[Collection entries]

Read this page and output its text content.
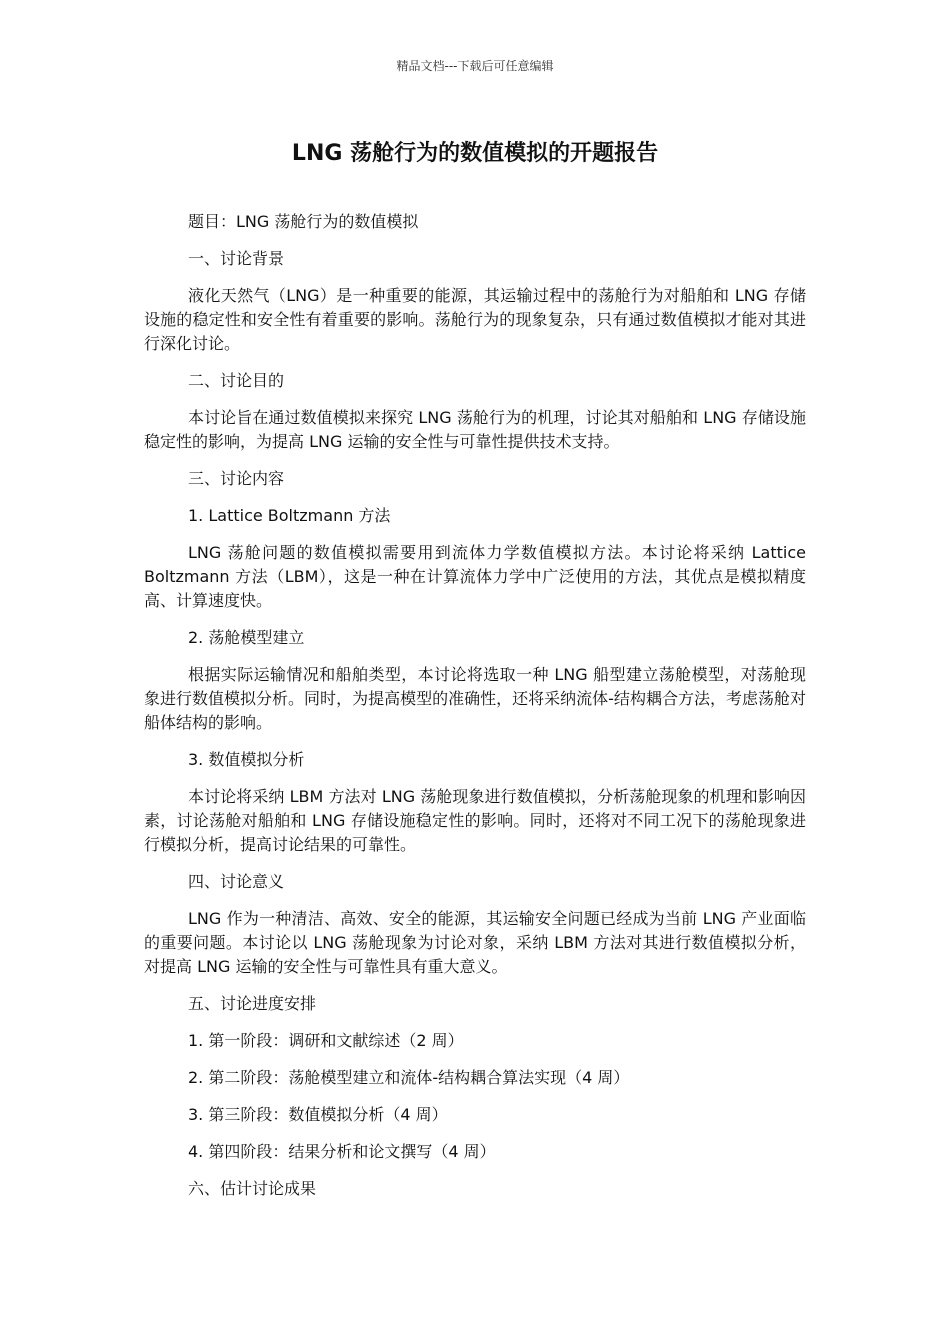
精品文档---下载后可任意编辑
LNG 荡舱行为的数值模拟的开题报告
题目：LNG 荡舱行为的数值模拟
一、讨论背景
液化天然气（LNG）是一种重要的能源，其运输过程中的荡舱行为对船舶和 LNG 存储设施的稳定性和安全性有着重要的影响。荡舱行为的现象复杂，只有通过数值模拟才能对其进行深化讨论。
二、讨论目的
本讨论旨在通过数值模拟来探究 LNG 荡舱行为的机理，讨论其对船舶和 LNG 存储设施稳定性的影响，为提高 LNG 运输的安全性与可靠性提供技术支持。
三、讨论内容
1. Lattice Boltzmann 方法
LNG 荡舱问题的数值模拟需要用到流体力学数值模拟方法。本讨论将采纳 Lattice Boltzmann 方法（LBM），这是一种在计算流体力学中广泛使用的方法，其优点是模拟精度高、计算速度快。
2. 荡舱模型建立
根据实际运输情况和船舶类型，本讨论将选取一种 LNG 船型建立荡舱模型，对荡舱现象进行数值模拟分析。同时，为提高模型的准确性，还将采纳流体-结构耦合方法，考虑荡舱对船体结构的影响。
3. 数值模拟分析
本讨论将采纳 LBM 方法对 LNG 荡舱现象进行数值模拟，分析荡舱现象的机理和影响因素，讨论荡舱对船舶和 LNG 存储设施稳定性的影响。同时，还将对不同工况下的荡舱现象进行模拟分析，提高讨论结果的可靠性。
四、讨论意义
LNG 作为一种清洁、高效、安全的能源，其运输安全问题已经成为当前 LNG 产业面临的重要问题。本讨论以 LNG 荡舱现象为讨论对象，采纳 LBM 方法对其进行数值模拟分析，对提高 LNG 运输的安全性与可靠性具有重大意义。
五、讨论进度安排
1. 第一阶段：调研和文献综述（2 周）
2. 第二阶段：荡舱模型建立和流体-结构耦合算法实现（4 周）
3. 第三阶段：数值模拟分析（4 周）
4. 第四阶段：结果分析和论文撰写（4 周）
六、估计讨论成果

--

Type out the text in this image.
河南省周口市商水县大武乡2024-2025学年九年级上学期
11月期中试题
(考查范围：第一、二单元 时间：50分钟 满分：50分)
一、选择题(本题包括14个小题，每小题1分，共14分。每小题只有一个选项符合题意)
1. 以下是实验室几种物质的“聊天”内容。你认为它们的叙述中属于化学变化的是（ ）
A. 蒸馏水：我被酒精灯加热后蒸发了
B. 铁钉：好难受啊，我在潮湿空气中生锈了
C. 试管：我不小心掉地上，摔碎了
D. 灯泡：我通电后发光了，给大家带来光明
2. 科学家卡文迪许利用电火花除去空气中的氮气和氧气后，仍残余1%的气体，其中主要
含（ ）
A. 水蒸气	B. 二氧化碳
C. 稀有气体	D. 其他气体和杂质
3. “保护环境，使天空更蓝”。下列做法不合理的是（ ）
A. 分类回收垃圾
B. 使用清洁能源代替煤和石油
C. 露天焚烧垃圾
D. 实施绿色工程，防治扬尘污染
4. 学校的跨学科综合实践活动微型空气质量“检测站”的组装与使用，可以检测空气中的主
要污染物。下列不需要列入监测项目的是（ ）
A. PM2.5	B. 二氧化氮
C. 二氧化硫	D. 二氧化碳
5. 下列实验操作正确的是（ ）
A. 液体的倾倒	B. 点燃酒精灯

## [Exercise directions]
Every line in the data that holds "text" should be copied out.

## [Result of the exercise]
Read this page and output its text content.
Type out the text in this image.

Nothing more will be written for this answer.